▸ Short task
Provide an exact reproduction of every entry.
########################################
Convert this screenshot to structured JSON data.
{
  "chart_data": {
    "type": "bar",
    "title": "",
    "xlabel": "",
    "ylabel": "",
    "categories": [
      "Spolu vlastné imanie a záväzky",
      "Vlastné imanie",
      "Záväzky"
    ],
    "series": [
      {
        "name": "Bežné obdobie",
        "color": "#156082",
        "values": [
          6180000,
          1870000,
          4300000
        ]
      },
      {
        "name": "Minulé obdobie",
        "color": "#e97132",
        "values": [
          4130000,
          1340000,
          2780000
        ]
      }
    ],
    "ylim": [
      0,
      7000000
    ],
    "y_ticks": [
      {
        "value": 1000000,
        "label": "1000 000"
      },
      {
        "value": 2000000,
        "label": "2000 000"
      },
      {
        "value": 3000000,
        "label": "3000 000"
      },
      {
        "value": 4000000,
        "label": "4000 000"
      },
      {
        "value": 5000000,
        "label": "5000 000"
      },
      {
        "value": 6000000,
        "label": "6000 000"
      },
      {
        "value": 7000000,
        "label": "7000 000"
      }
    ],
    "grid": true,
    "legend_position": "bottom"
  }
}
########################################
▸ Final result
Convert this screenshot to structured JSON data.
{
  "chart_data": {
    "type": "bar",
    "title": "",
    "xlabel": "",
    "ylabel": "",
    "categories": [
      "Spolu vlastné imanie a záväzky",
      "Vlastné imanie",
      "Záväzky"
    ],
    "series": [
      {
        "name": "Bežné obdobie",
        "color": "#156082",
        "values": [
          6180000,
          1870000,
          4300000
        ]
      },
      {
        "name": "Minulé obdobie",
        "color": "#e97132",
        "values": [
          4130000,
          1340000,
          2780000
        ]
      }
    ],
    "ylim": [
      0,
      7000000
    ],
    "y_ticks": [
      {
        "value": 1000000,
        "label": "1000 000"
      },
      {
        "value": 2000000,
        "label": "2000 000"
      },
      {
        "value": 3000000,
        "label": "3000 000"
      },
      {
        "value": 4000000,
        "label": "4000 000"
      },
      {
        "value": 5000000,
        "label": "5000 000"
      },
      {
        "value": 6000000,
        "label": "6000 000"
      },
      {
        "value": 7000000,
        "label": "7000 000"
      }
    ],
    "grid": true,
    "legend_position": "bottom"
  }
}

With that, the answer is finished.